** START Records for processing **
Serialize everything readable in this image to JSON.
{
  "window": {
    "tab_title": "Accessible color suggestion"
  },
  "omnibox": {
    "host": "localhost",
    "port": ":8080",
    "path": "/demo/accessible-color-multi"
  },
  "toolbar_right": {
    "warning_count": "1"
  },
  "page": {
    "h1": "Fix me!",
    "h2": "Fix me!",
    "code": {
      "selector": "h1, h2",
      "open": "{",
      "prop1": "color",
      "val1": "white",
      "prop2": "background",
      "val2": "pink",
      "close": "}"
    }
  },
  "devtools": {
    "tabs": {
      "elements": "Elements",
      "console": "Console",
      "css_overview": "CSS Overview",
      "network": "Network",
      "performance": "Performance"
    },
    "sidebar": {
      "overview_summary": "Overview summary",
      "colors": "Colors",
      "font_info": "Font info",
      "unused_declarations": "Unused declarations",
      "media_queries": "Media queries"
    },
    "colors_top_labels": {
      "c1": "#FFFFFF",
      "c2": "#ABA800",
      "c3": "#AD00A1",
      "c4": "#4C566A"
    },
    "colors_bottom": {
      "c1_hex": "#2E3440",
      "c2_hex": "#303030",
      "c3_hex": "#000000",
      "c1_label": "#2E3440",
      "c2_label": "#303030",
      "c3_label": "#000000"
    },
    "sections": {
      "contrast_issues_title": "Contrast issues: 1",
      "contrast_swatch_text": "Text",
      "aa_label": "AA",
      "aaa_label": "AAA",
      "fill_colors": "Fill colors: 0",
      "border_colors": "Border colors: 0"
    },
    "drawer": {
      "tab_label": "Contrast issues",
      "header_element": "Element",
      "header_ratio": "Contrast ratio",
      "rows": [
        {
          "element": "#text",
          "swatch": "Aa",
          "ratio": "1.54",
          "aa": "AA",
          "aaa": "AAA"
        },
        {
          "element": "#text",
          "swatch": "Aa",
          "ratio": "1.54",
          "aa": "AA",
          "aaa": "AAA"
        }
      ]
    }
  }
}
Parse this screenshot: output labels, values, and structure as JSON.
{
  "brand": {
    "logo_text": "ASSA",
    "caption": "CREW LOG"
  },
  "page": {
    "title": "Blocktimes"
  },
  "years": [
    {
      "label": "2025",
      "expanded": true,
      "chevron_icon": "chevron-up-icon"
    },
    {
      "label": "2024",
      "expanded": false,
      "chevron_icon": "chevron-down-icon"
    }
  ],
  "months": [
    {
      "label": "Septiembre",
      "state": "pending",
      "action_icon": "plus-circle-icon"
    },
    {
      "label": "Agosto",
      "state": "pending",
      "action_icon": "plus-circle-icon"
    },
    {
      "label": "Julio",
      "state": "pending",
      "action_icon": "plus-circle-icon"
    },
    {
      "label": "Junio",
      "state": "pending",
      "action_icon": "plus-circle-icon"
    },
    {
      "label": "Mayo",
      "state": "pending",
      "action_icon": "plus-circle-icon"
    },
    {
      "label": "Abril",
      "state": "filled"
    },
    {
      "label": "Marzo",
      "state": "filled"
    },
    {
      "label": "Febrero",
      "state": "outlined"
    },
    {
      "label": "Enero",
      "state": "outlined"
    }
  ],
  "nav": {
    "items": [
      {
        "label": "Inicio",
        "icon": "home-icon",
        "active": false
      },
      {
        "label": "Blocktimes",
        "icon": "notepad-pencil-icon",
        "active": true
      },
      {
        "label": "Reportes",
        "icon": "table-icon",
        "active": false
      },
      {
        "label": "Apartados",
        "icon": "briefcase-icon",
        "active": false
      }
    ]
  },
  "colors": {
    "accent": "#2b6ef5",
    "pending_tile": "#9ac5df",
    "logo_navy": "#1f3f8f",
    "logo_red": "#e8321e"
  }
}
** END Records for processing **
▶ **Written request**:
Write down every line of the data exactly as it appears above.

▶ **Task response**:
Serialize everything readable in this image to JSON.
{
  "window": {
    "tab_title": "Accessible color suggestion"
  },
  "omnibox": {
    "host": "localhost",
    "port": ":8080",
    "path": "/demo/accessible-color-multi"
  },
  "toolbar_right": {
    "warning_count": "1"
  },
  "page": {
    "h1": "Fix me!",
    "h2": "Fix me!",
    "code": {
      "selector": "h1, h2",
      "open": "{",
      "prop1": "color",
      "val1": "white",
      "prop2": "background",
      "val2": "pink",
      "close": "}"
    }
  },
  "devtools": {
    "tabs": {
      "elements": "Elements",
      "console": "Console",
      "css_overview": "CSS Overview",
      "network": "Network",
      "performance": "Performance"
    },
    "sidebar": {
      "overview_summary": "Overview summary",
      "colors": "Colors",
      "font_info": "Font info",
      "unused_declarations": "Unused declarations",
      "media_queries": "Media queries"
    },
    "colors_top_labels": {
      "c1": "#FFFFFF",
      "c2": "#ABA800",
      "c3": "#AD00A1",
      "c4": "#4C566A"
    },
    "colors_bottom": {
      "c1_hex": "#2E3440",
      "c2_hex": "#303030",
      "c3_hex": "#000000",
      "c1_label": "#2E3440",
      "c2_label": "#303030",
      "c3_label": "#000000"
    },
    "sections": {
      "contrast_issues_title": "Contrast issues: 1",
      "contrast_swatch_text": "Text",
      "aa_label": "AA",
      "aaa_label": "AAA",
      "fill_colors": "Fill colors: 0",
      "border_colors": "Border colors: 0"
    },
    "drawer": {
      "tab_label": "Contrast issues",
      "header_element": "Element",
      "header_ratio": "Contrast ratio",
      "rows": [
        {
          "element": "#text",
          "swatch": "Aa",
          "ratio": "1.54",
          "aa": "AA",
          "aaa": "AAA"
        },
        {
          "element": "#text",
          "swatch": "Aa",
          "ratio": "1.54",
          "aa": "AA",
          "aaa": "AAA"
        }
      ]
    }
  }
}
Parse this screenshot: output labels, values, and structure as JSON.
{
  "brand": {
    "logo_text": "ASSA",
    "caption": "CREW LOG"
  },
  "page": {
    "title": "Blocktimes"
  },
  "years": [
    {
      "label": "2025",
      "expanded": true,
      "chevron_icon": "chevron-up-icon"
    },
    {
      "label": "2024",
      "expanded": false,
      "chevron_icon": "chevron-down-icon"
    }
  ],
  "months": [
    {
      "label": "Septiembre",
      "state": "pending",
      "action_icon": "plus-circle-icon"
    },
    {
      "label": "Agosto",
      "state": "pending",
      "action_icon": "plus-circle-icon"
    },
    {
      "label": "Julio",
      "state": "pending",
      "action_icon": "plus-circle-icon"
    },
    {
      "label": "Junio",
      "state": "pending",
      "action_icon": "plus-circle-icon"
    },
    {
      "label": "Mayo",
      "state": "pending",
      "action_icon": "plus-circle-icon"
    },
    {
      "label": "Abril",
      "state": "filled"
    },
    {
      "label": "Marzo",
      "state": "filled"
    },
    {
      "label": "Febrero",
      "state": "outlined"
    },
    {
      "label": "Enero",
      "state": "outlined"
    }
  ],
  "nav": {
    "items": [
      {
        "label": "Inicio",
        "icon": "home-icon",
        "active": false
      },
      {
        "label": "Blocktimes",
        "icon": "notepad-pencil-icon",
        "active": true
      },
      {
        "label": "Reportes",
        "icon": "table-icon",
        "active": false
      },
      {
        "label": "Apartados",
        "icon": "briefcase-icon",
        "active": false
      }
    ]
  },
  "colors": {
    "accent": "#2b6ef5",
    "pending_tile": "#9ac5df",
    "logo_navy": "#1f3f8f",
    "logo_red": "#e8321e"
  }
}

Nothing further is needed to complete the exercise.